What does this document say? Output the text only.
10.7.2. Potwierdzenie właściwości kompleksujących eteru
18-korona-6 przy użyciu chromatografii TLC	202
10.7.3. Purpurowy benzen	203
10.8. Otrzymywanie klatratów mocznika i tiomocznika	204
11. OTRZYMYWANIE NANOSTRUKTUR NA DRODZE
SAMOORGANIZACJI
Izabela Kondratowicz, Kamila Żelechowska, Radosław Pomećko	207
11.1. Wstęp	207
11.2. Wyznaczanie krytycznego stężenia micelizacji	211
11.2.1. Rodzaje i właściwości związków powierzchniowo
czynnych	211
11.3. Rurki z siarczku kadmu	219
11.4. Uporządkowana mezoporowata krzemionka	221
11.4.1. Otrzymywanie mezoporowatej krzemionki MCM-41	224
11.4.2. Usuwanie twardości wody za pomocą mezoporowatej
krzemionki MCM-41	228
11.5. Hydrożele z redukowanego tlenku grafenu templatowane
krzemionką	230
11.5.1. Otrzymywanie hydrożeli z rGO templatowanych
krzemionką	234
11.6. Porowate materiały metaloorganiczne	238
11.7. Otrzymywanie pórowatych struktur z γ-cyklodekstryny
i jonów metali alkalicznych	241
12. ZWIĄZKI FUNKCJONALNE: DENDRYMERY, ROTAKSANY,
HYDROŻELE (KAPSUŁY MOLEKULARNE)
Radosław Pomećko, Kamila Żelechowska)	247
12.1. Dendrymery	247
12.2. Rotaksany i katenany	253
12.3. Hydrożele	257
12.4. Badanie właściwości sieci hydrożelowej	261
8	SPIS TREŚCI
---
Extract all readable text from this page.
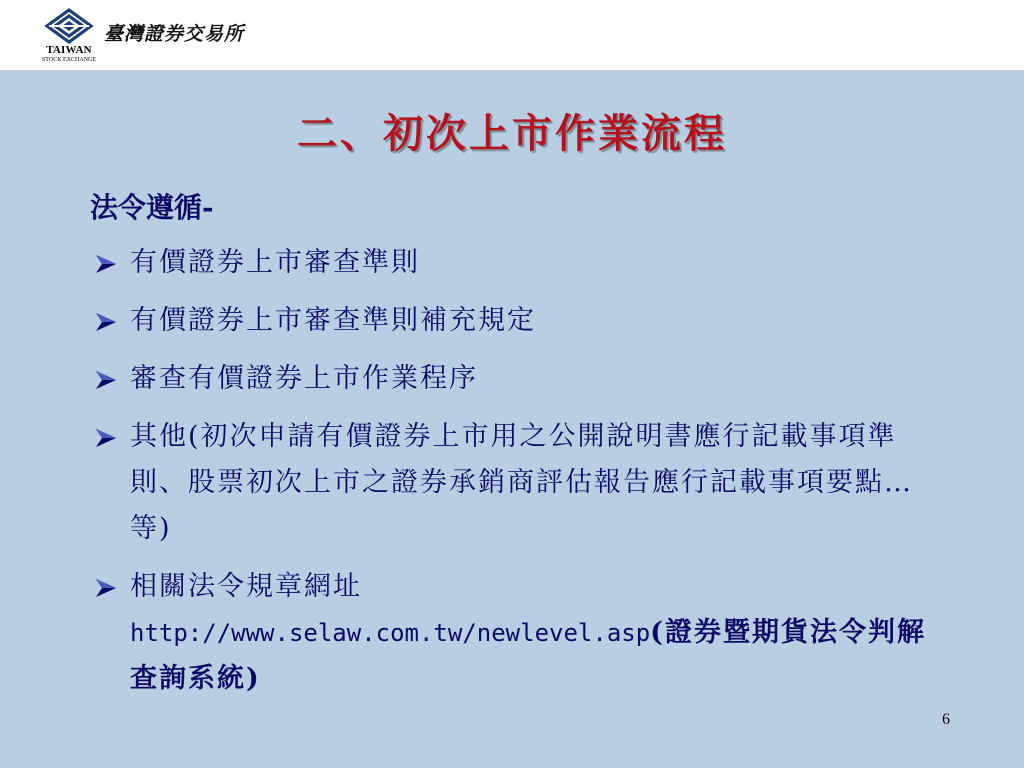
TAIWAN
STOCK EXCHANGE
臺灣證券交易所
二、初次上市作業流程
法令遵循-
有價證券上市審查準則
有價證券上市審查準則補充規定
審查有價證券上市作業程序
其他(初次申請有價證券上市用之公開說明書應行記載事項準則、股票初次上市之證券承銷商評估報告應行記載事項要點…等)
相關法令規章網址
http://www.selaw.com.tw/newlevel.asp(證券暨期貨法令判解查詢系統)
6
---
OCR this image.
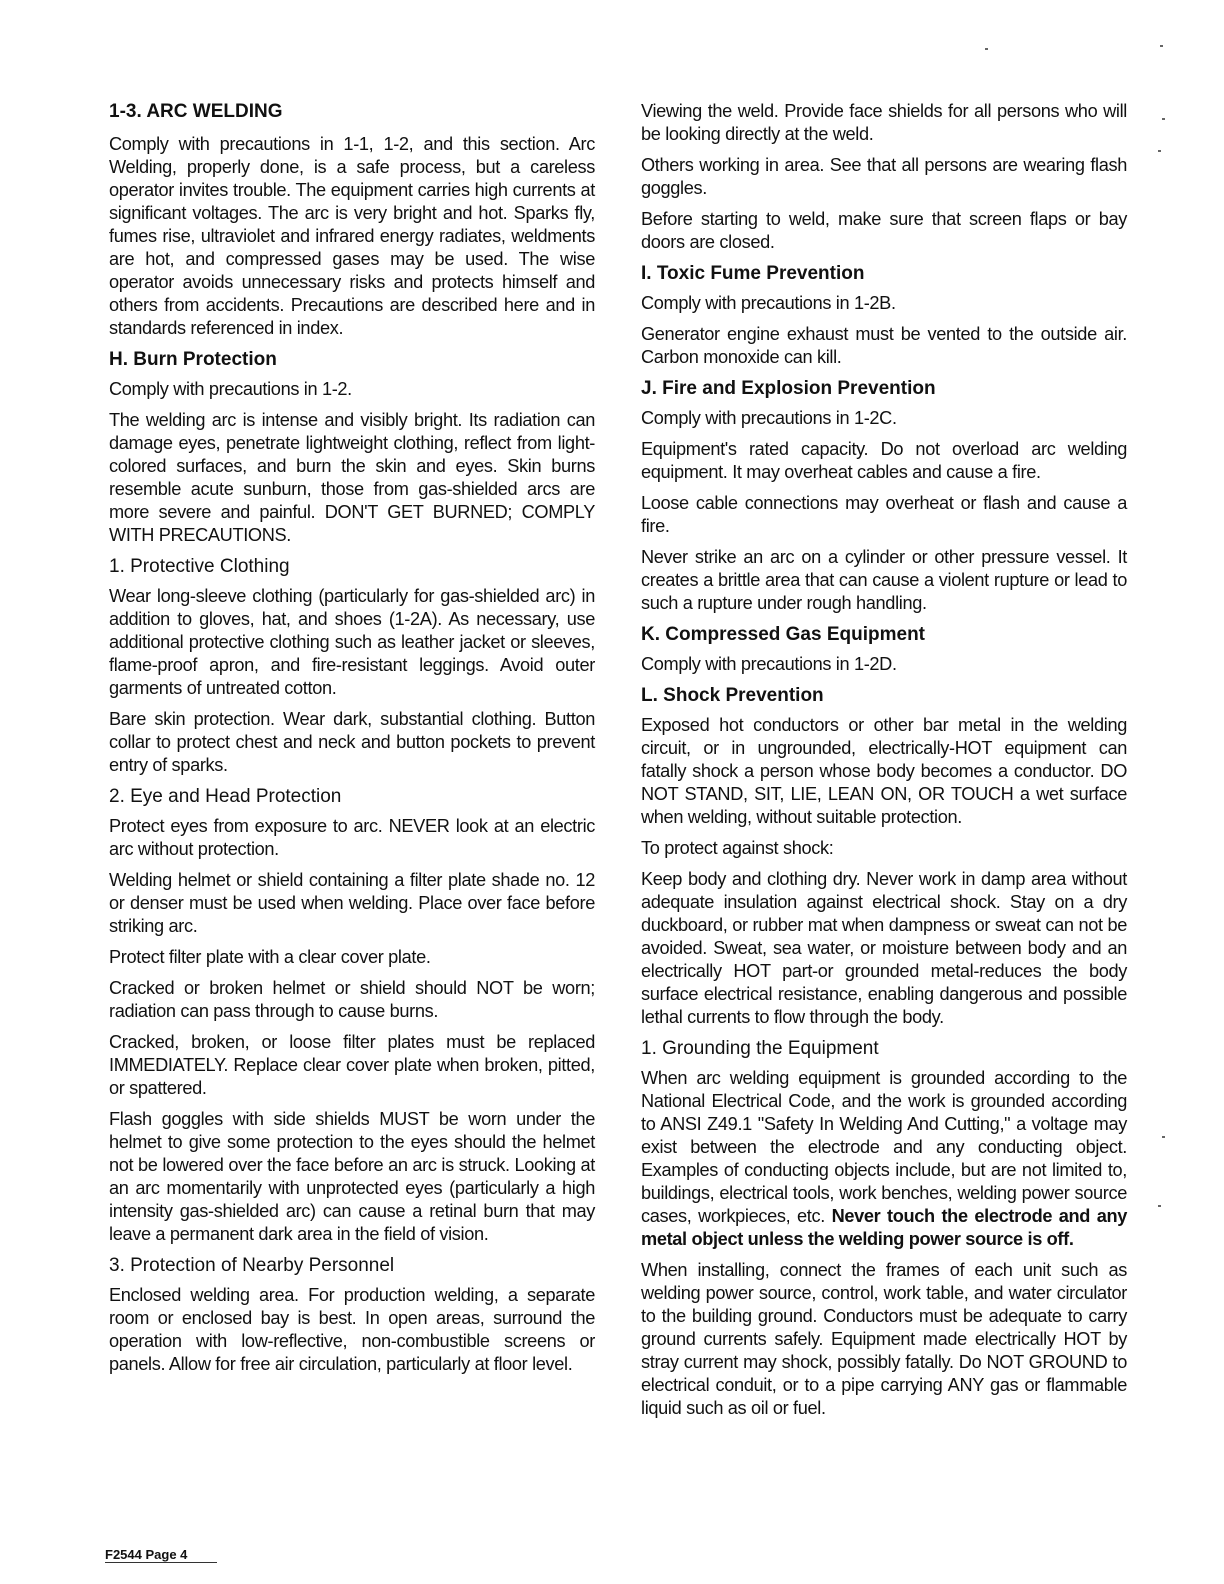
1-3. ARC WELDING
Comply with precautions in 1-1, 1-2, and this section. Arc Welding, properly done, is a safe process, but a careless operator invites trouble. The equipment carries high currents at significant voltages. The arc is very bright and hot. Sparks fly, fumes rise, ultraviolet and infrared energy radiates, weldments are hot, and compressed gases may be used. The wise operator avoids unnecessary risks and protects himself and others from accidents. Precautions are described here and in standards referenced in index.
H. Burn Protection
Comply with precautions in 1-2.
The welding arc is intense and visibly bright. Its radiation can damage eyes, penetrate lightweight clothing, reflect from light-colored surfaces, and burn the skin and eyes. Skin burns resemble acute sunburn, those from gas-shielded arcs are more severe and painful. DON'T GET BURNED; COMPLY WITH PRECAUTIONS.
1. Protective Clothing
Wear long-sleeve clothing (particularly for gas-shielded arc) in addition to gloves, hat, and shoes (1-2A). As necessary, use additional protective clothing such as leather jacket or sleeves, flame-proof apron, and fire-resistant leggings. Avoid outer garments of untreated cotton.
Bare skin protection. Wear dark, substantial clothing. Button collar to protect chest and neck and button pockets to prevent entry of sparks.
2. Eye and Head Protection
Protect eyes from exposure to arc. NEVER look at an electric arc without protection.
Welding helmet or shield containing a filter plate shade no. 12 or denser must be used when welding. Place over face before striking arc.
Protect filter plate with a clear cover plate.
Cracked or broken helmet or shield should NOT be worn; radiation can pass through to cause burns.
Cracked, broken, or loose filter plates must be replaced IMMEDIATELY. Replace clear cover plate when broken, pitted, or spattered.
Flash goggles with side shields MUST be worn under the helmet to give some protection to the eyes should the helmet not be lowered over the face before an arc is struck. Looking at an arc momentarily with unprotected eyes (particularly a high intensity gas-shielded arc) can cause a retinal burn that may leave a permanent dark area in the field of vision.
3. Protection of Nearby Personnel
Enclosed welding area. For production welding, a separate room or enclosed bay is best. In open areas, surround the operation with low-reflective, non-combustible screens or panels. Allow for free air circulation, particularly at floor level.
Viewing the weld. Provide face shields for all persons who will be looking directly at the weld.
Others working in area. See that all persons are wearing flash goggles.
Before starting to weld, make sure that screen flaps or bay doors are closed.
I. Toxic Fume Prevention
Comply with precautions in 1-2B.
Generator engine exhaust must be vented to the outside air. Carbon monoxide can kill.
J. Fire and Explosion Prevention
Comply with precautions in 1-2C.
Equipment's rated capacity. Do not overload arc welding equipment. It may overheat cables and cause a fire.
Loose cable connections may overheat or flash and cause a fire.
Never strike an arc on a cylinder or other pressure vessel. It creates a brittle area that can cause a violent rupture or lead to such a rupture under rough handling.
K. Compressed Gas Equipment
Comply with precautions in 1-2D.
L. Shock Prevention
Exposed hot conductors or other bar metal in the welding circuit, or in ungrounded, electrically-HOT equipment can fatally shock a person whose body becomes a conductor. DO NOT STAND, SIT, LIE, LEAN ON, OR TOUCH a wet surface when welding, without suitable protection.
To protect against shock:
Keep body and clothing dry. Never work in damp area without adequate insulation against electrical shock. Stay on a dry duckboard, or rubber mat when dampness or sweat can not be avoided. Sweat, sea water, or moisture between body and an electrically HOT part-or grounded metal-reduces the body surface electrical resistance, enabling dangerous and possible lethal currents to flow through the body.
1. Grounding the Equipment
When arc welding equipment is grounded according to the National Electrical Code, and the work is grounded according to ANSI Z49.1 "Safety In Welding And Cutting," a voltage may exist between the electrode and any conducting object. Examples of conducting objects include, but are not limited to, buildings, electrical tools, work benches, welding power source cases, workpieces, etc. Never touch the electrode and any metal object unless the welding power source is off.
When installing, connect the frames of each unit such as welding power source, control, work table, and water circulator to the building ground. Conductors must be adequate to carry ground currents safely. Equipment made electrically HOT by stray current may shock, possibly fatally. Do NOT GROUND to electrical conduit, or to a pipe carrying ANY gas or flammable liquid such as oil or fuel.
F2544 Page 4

**Objective**
Identify all lines in the records above with the word "właściwości".

**Result of this exercise**
10.7.2. Potwierdzenie właściwości kompleksujących eteru
11.2.1. Rodzaje i właściwości związków powierzchniowo
12.4. Badanie właściwości sieci hydrożelowej	261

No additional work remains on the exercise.